Output the entries below exactly as written, omitting pictures.

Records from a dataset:
______

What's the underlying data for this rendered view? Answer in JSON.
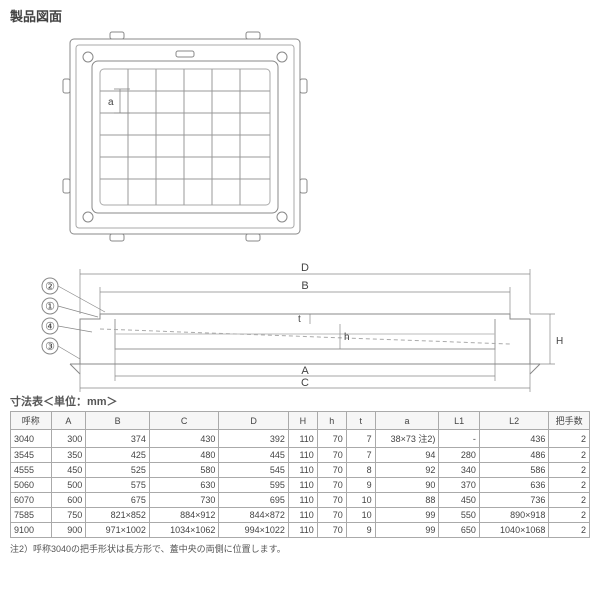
{
  "title": "製品図面",
  "diagram": {
    "top_label_a": "a",
    "side_top": {
      "callouts": [
        "②",
        "①",
        "④",
        "③"
      ],
      "dims_horiz": [
        "D",
        "B",
        "A",
        "C"
      ],
      "dims_vert": [
        "t",
        "h",
        "H"
      ]
    }
  },
  "table": {
    "title": "寸法表＜単位：mm＞",
    "columns": [
      "呼称",
      "A",
      "B",
      "C",
      "D",
      "H",
      "h",
      "t",
      "a",
      "L1",
      "L2",
      "把手数"
    ],
    "col_widths": [
      "7%",
      "6%",
      "11%",
      "12%",
      "12%",
      "5%",
      "5%",
      "5%",
      "11%",
      "7%",
      "12%",
      "7%"
    ],
    "rows": [
      [
        "3040",
        "300",
        "374",
        "430",
        "392",
        "110",
        "70",
        "7",
        "38×73 注2)",
        "-",
        "436",
        "2"
      ],
      [
        "3545",
        "350",
        "425",
        "480",
        "445",
        "110",
        "70",
        "7",
        "94",
        "280",
        "486",
        "2"
      ],
      [
        "4555",
        "450",
        "525",
        "580",
        "545",
        "110",
        "70",
        "8",
        "92",
        "340",
        "586",
        "2"
      ],
      [
        "5060",
        "500",
        "575",
        "630",
        "595",
        "110",
        "70",
        "9",
        "90",
        "370",
        "636",
        "2"
      ],
      [
        "6070",
        "600",
        "675",
        "730",
        "695",
        "110",
        "70",
        "10",
        "88",
        "450",
        "736",
        "2"
      ],
      [
        "7585",
        "750",
        "821×852",
        "884×912",
        "844×872",
        "110",
        "70",
        "10",
        "99",
        "550",
        "890×918",
        "2"
      ],
      [
        "9100",
        "900",
        "971×1002",
        "1034×1062",
        "994×1022",
        "110",
        "70",
        "9",
        "99",
        "650",
        "1040×1068",
        "2"
      ]
    ]
  },
  "footnote": "注2）呼称3040の把手形状は長方形で、蓋中央の両側に位置します。",
  "colors": {
    "stroke": "#888",
    "stroke_light": "#bbb",
    "text": "#444"
  }
}
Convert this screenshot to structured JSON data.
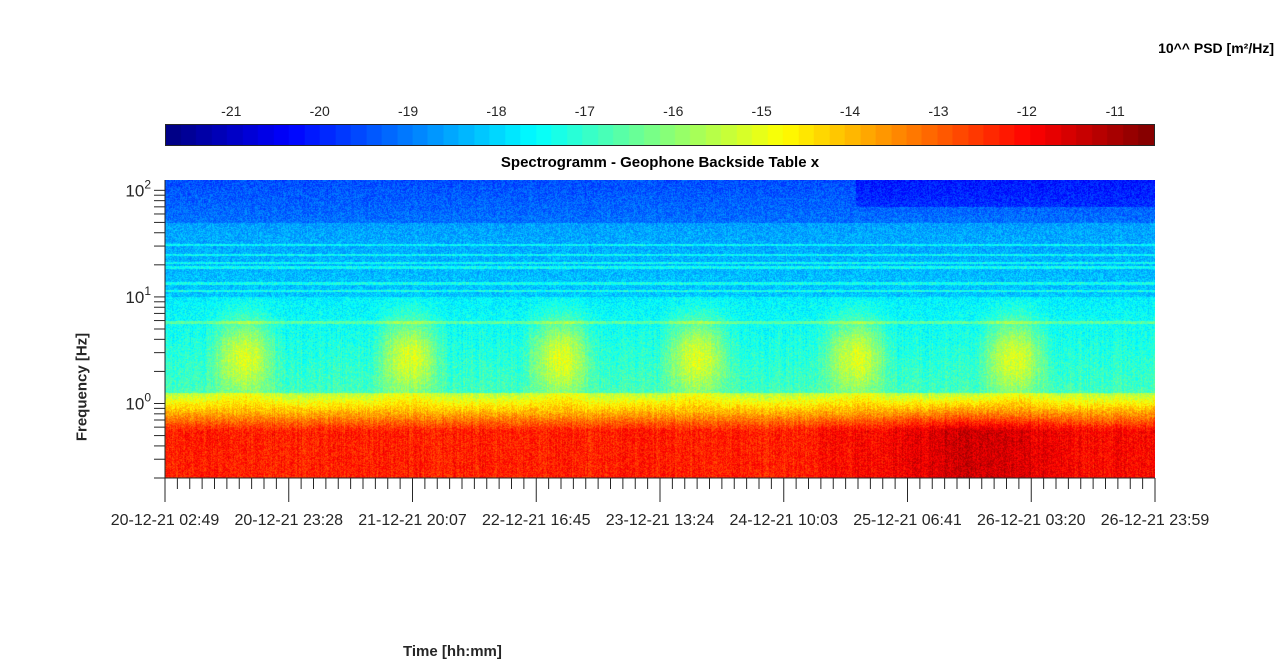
{
  "chart_data": {
    "type": "heatmap",
    "title": "Spectrogramm - Geophone Backside Table x",
    "xlabel": "Time [hh:mm]",
    "ylabel": "Frequency [Hz]",
    "colorbar": {
      "label": "10^^ PSD [m²/Hz]",
      "ticks": [
        -21,
        -20,
        -19,
        -18,
        -17,
        -16,
        -15,
        -14,
        -13,
        -12,
        -11
      ],
      "range": [
        -21.75,
        -10.55
      ],
      "colormap": "jet"
    },
    "y_axis": {
      "scale": "log",
      "range": [
        0.2,
        125
      ],
      "major_ticks": [
        {
          "value": 1,
          "label_base": "10",
          "label_exp": "0"
        },
        {
          "value": 10,
          "label_base": "10",
          "label_exp": "1"
        },
        {
          "value": 100,
          "label_base": "10",
          "label_exp": "2"
        }
      ]
    },
    "x_axis": {
      "start": "20-12-21 02:49",
      "end": "26-12-21 23:59",
      "tick_labels": [
        "20-12-21 02:49",
        "20-12-21 23:28",
        "21-12-21 20:07",
        "22-12-21 16:45",
        "23-12-21 13:24",
        "24-12-21 10:03",
        "25-12-21 06:41",
        "26-12-21 03:20",
        "26-12-21 23:59"
      ],
      "minor_ticks_per_interval": 10
    },
    "features": {
      "day_bursts_at_days": [
        0.55,
        1.7,
        2.75,
        3.7,
        4.8,
        5.9
      ],
      "low_frequency_band_hz": [
        0.2,
        0.7
      ],
      "line_frequencies_hz": [
        11.5,
        13.5,
        19,
        21,
        25,
        31,
        5.8
      ]
    }
  }
}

______

## Answer to this problem:
What's the underlying data for this rendered view? Answer in JSON.
{
  "title": "製品図面",
  "diagram": {
    "top_label_a": "a",
    "side_top": {
      "callouts": [
        "②",
        "①",
        "④",
        "③"
      ],
      "dims_horiz": [
        "D",
        "B",
        "A",
        "C"
      ],
      "dims_vert": [
        "t",
        "h",
        "H"
      ]
    }
  },
  "table": {
    "title": "寸法表＜単位：mm＞",
    "columns": [
      "呼称",
      "A",
      "B",
      "C",
      "D",
      "H",
      "h",
      "t",
      "a",
      "L1",
      "L2",
      "把手数"
    ],
    "col_widths": [
      "7%",
      "6%",
      "11%",
      "12%",
      "12%",
      "5%",
      "5%",
      "5%",
      "11%",
      "7%",
      "12%",
      "7%"
    ],
    "rows": [
      [
        "3040",
        "300",
        "374",
        "430",
        "392",
        "110",
        "70",
        "7",
        "38×73 注2)",
        "-",
        "436",
        "2"
      ],
      [
        "3545",
        "350",
        "425",
        "480",
        "445",
        "110",
        "70",
        "7",
        "94",
        "280",
        "486",
        "2"
      ],
      [
        "4555",
        "450",
        "525",
        "580",
        "545",
        "110",
        "70",
        "8",
        "92",
        "340",
        "586",
        "2"
      ],
      [
        "5060",
        "500",
        "575",
        "630",
        "595",
        "110",
        "70",
        "9",
        "90",
        "370",
        "636",
        "2"
      ],
      [
        "6070",
        "600",
        "675",
        "730",
        "695",
        "110",
        "70",
        "10",
        "88",
        "450",
        "736",
        "2"
      ],
      [
        "7585",
        "750",
        "821×852",
        "884×912",
        "844×872",
        "110",
        "70",
        "10",
        "99",
        "550",
        "890×918",
        "2"
      ],
      [
        "9100",
        "900",
        "971×1002",
        "1034×1062",
        "994×1022",
        "110",
        "70",
        "9",
        "99",
        "650",
        "1040×1068",
        "2"
      ]
    ]
  },
  "footnote": "注2）呼称3040の把手形状は長方形で、蓋中央の両側に位置します。",
  "colors": {
    "stroke": "#888",
    "stroke_light": "#bbb",
    "text": "#444"
  }
}
Convert this screenshot to structured JSON data.
{
  "chart_data": {
    "type": "heatmap",
    "title": "Spectrogramm - Geophone Backside Table x",
    "xlabel": "Time [hh:mm]",
    "ylabel": "Frequency [Hz]",
    "colorbar": {
      "label": "10^^ PSD [m²/Hz]",
      "ticks": [
        -21,
        -20,
        -19,
        -18,
        -17,
        -16,
        -15,
        -14,
        -13,
        -12,
        -11
      ],
      "range": [
        -21.75,
        -10.55
      ],
      "colormap": "jet"
    },
    "y_axis": {
      "scale": "log",
      "range": [
        0.2,
        125
      ],
      "major_ticks": [
        {
          "value": 1,
          "label_base": "10",
          "label_exp": "0"
        },
        {
          "value": 10,
          "label_base": "10",
          "label_exp": "1"
        },
        {
          "value": 100,
          "label_base": "10",
          "label_exp": "2"
        }
      ]
    },
    "x_axis": {
      "start": "20-12-21 02:49",
      "end": "26-12-21 23:59",
      "tick_labels": [
        "20-12-21 02:49",
        "20-12-21 23:28",
        "21-12-21 20:07",
        "22-12-21 16:45",
        "23-12-21 13:24",
        "24-12-21 10:03",
        "25-12-21 06:41",
        "26-12-21 03:20",
        "26-12-21 23:59"
      ],
      "minor_ticks_per_interval": 10
    },
    "features": {
      "day_bursts_at_days": [
        0.55,
        1.7,
        2.75,
        3.7,
        4.8,
        5.9
      ],
      "low_frequency_band_hz": [
        0.2,
        0.7
      ],
      "line_frequencies_hz": [
        11.5,
        13.5,
        19,
        21,
        25,
        31,
        5.8
      ]
    }
  }
}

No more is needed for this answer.